## TASK DIRECTIONS
Below are some records. Say how many of their lines include the string "color", giving only the number.
--- begin EXTRACTED INFORMATION ---
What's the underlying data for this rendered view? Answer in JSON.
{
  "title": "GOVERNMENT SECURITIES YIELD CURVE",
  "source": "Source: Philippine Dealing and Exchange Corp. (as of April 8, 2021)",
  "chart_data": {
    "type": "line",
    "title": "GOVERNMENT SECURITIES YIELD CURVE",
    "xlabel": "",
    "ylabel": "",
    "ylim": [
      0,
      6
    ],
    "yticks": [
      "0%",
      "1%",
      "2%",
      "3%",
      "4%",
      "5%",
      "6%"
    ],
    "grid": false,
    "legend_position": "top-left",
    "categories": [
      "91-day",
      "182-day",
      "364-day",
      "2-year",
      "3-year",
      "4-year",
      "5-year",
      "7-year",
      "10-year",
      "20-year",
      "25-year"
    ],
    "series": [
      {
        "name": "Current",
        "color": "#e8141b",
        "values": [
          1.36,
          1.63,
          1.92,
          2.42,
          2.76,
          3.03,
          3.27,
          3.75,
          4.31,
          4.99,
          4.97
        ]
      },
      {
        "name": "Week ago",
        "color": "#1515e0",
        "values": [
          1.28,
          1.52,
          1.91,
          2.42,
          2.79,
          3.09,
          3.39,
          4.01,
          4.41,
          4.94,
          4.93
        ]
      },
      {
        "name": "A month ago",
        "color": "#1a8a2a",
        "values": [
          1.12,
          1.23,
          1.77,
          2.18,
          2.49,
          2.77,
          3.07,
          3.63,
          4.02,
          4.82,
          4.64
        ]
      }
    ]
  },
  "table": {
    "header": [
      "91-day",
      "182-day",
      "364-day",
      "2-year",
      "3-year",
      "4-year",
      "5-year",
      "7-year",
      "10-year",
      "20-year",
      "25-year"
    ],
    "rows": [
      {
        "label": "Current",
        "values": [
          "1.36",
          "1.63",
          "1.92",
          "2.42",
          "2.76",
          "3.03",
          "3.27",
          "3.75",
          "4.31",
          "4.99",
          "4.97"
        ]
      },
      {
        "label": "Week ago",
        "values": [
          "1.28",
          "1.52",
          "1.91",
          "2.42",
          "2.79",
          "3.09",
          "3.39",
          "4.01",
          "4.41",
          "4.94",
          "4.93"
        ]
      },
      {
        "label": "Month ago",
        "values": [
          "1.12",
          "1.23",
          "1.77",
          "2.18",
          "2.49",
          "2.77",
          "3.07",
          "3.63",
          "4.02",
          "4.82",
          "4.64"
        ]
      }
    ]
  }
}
--- end EXTRACTED INFORMATION ---
## TASK RESPONSE
3